* WRITTEN EXERCISE: Extract and list every line that contains the word "важную".

(Data records)
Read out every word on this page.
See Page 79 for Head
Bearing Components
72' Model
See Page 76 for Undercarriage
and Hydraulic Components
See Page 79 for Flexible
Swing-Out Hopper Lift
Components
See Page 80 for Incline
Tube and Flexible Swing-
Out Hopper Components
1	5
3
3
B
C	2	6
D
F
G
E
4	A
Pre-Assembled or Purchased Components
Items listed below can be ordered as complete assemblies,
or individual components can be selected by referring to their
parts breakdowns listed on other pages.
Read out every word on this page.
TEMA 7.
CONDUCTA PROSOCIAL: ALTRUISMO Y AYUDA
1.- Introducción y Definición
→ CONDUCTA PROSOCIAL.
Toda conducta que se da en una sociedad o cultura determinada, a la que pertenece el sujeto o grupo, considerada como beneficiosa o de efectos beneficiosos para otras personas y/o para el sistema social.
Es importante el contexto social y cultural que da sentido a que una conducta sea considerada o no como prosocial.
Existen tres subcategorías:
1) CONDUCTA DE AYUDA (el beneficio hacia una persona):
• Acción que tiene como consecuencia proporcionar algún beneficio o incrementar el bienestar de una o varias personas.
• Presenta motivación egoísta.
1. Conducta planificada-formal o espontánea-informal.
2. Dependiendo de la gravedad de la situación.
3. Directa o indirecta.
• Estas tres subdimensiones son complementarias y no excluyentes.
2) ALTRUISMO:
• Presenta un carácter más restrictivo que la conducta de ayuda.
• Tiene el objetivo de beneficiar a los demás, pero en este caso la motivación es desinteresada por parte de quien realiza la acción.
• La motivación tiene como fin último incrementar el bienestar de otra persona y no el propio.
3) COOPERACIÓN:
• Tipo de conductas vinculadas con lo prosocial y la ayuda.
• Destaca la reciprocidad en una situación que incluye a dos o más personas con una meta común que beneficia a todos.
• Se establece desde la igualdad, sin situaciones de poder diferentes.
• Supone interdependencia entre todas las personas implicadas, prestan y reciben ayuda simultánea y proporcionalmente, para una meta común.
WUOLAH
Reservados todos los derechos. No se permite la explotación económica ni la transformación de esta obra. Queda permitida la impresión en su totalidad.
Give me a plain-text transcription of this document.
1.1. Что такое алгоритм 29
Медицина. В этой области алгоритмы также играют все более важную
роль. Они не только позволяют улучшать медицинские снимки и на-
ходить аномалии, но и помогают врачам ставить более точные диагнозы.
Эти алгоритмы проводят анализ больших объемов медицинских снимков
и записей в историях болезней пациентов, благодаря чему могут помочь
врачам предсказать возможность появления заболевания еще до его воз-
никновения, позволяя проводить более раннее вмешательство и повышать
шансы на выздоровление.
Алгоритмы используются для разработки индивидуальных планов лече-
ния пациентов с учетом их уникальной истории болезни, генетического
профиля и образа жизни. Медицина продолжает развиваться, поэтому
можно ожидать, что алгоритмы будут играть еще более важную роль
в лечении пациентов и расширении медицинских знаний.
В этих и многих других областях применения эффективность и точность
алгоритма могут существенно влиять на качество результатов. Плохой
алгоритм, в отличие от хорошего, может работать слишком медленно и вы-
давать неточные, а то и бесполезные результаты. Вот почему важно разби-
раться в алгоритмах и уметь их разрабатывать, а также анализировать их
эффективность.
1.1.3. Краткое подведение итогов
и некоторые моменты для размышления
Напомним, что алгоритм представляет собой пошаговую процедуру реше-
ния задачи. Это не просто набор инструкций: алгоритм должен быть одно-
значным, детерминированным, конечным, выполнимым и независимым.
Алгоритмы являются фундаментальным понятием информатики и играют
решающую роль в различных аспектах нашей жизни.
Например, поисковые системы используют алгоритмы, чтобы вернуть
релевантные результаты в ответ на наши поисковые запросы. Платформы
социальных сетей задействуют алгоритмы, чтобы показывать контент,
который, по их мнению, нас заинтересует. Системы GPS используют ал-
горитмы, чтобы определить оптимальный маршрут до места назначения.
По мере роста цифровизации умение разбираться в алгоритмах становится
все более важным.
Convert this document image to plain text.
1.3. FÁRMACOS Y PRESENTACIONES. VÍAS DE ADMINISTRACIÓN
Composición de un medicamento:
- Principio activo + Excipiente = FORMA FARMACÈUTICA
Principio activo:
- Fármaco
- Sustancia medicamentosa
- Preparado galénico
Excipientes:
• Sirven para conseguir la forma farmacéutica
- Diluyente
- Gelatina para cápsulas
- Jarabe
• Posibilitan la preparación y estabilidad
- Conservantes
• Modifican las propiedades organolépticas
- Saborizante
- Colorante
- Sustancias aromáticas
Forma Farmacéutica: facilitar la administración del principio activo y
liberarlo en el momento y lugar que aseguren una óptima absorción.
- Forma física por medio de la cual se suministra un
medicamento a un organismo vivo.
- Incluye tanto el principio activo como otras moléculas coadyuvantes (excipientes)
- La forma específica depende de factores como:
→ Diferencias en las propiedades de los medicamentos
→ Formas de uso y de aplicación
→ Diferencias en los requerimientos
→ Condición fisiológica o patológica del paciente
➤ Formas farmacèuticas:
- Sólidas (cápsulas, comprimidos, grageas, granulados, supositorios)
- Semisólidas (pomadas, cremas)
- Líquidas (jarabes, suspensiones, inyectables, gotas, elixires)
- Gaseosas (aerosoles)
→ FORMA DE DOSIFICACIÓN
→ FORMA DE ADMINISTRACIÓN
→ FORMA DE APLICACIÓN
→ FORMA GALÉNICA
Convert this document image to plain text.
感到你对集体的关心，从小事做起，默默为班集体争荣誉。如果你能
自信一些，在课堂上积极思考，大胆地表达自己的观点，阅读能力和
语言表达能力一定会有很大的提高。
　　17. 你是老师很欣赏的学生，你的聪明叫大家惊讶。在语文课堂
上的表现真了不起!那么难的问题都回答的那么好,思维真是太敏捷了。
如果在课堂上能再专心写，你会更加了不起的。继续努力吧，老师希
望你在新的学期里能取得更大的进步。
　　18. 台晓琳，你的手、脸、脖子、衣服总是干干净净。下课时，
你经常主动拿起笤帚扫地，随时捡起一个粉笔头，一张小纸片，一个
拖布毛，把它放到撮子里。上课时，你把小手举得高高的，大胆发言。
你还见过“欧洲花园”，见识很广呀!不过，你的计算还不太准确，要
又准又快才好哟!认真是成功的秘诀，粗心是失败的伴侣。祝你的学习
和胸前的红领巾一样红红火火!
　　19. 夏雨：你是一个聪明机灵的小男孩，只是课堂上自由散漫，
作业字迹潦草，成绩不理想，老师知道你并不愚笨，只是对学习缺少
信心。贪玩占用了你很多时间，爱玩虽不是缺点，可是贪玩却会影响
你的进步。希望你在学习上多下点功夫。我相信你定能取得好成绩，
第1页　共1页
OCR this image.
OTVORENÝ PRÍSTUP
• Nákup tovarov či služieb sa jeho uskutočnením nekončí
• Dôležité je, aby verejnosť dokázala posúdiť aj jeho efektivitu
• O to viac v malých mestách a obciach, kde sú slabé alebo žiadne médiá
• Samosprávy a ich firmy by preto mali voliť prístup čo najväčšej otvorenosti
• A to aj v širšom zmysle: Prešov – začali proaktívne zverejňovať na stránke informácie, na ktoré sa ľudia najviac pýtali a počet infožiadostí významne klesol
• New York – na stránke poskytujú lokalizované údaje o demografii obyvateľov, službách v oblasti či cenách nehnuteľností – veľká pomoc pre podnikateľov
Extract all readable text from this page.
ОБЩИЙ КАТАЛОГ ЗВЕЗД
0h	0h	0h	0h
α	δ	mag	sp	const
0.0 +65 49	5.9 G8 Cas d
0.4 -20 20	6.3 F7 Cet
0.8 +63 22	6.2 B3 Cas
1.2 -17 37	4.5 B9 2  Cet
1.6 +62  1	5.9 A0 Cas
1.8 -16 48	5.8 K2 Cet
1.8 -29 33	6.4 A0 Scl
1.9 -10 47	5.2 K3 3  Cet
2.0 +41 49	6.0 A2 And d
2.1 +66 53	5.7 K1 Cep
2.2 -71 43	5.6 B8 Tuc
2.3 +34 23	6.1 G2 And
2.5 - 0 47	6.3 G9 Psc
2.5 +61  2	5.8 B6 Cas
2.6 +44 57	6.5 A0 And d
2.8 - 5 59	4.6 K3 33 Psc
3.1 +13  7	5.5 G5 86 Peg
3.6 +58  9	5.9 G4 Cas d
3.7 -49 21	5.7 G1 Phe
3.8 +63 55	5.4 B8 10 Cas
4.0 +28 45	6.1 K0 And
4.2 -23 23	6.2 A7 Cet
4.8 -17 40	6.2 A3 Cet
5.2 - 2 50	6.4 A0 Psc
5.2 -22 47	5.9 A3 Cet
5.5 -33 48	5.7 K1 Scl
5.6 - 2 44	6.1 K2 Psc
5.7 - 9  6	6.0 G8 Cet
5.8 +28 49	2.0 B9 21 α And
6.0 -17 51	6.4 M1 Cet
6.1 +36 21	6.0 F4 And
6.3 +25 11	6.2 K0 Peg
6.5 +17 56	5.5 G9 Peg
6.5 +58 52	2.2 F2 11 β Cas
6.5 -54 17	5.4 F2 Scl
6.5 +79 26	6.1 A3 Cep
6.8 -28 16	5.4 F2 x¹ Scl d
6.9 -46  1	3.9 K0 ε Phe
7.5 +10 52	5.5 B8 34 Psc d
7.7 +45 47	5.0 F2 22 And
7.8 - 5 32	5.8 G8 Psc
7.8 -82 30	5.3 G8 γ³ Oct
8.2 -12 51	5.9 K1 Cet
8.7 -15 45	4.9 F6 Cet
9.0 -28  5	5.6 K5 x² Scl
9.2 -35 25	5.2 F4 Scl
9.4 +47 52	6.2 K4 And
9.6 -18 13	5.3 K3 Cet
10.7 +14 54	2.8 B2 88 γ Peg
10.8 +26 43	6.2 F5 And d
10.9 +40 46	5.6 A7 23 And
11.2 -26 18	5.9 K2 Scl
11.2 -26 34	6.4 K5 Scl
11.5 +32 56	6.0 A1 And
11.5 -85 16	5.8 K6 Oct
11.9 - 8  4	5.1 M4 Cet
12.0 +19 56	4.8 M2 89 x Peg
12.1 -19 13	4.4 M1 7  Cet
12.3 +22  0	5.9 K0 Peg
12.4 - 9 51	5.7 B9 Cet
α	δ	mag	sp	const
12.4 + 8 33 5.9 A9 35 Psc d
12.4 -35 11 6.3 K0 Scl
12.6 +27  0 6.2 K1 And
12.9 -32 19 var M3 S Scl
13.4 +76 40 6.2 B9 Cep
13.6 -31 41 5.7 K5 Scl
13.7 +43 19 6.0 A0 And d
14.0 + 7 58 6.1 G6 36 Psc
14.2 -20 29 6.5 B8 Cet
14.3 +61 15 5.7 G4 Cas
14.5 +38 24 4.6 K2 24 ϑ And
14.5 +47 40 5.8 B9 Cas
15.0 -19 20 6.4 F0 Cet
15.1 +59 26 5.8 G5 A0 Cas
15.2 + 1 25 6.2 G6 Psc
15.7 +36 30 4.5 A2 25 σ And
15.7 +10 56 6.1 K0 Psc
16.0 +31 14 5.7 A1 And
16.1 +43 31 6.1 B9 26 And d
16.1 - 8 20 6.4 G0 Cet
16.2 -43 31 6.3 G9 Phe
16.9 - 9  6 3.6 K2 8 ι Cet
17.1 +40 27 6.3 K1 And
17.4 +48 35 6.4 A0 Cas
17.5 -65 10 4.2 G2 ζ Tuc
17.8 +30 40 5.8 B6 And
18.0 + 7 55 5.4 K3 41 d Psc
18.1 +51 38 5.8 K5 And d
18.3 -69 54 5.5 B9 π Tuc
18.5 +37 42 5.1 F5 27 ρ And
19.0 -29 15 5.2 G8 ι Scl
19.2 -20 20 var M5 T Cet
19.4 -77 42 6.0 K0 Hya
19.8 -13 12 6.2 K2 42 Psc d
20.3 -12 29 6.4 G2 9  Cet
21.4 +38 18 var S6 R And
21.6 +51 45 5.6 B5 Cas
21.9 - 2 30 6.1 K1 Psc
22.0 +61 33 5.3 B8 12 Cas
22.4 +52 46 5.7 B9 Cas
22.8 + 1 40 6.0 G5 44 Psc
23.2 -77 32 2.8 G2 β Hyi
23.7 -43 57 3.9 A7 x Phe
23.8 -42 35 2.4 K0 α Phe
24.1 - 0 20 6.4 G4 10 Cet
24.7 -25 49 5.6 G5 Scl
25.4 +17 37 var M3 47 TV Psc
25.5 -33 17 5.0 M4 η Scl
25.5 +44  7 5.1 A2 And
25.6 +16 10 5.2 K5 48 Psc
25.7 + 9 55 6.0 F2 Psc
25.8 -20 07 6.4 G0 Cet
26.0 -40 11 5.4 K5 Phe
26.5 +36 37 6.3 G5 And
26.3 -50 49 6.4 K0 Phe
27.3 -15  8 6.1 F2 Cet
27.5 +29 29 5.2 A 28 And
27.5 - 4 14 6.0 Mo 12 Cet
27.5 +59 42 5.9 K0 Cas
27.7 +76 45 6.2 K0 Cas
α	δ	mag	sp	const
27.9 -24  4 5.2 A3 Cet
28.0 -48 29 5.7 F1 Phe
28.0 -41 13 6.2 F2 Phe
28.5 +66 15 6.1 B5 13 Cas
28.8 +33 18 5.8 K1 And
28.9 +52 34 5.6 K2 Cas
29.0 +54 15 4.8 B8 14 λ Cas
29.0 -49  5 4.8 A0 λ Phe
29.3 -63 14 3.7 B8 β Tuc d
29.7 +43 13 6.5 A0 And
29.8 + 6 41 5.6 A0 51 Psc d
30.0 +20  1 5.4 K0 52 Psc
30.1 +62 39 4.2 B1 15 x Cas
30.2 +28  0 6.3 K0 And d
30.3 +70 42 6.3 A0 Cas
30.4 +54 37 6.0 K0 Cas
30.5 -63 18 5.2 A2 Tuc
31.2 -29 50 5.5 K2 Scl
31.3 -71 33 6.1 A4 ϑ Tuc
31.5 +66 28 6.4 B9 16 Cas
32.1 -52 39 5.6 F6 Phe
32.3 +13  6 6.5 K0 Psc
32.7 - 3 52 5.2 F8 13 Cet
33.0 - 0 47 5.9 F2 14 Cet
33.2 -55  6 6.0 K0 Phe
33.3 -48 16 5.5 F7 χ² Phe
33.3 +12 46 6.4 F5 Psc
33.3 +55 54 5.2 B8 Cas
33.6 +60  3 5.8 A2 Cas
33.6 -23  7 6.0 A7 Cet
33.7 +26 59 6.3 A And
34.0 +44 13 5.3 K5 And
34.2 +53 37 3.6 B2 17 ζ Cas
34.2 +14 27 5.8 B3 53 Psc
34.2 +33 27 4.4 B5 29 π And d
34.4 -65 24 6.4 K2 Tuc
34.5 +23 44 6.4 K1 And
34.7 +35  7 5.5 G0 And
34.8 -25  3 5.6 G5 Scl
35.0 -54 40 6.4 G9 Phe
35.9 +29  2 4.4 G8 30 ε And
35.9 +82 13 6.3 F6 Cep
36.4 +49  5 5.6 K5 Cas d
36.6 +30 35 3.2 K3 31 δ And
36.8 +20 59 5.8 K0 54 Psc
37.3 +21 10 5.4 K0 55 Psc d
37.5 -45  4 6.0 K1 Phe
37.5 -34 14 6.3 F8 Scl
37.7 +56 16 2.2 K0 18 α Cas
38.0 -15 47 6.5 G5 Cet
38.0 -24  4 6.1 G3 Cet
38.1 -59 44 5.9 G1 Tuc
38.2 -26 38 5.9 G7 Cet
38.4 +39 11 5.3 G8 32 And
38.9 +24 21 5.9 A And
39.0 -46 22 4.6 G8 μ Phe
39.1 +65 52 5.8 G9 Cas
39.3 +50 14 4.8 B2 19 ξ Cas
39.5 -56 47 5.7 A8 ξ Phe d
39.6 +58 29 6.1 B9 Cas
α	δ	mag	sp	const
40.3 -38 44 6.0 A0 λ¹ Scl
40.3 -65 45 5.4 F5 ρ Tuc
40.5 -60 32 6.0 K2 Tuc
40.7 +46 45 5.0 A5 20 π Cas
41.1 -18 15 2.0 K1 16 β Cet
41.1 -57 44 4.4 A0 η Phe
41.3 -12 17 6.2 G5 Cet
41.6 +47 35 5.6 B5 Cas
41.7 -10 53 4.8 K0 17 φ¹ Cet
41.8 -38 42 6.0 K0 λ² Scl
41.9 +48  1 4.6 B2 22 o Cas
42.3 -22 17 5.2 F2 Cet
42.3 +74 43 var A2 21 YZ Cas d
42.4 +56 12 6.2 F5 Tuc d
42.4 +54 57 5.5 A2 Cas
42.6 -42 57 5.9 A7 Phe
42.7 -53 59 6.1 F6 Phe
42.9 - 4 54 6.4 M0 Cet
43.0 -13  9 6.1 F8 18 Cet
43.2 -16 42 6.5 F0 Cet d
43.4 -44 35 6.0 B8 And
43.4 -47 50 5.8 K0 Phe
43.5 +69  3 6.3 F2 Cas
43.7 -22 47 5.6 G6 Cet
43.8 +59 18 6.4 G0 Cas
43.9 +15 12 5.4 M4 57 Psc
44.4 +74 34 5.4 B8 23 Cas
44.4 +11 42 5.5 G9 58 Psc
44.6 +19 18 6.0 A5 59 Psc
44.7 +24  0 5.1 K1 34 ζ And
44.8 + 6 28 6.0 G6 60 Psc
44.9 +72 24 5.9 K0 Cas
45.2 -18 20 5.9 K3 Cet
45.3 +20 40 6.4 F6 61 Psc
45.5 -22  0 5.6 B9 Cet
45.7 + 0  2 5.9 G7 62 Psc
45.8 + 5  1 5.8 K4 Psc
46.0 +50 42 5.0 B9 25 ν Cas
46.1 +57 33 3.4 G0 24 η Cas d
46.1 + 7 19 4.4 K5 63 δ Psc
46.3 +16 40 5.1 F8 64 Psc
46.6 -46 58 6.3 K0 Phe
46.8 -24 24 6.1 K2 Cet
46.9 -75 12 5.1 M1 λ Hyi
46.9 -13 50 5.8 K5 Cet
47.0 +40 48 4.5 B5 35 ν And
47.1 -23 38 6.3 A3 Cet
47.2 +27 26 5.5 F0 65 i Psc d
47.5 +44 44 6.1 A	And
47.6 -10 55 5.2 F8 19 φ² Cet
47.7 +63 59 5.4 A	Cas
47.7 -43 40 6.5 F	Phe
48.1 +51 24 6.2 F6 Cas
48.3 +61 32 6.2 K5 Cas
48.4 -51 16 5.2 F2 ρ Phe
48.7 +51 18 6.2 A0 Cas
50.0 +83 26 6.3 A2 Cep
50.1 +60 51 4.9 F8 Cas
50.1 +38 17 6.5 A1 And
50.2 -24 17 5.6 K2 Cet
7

* THE ANSWER:
Медицина. В этой области алгоритмы также играют все более важную
можно ожидать, что алгоритмы будут играть еще более важную роль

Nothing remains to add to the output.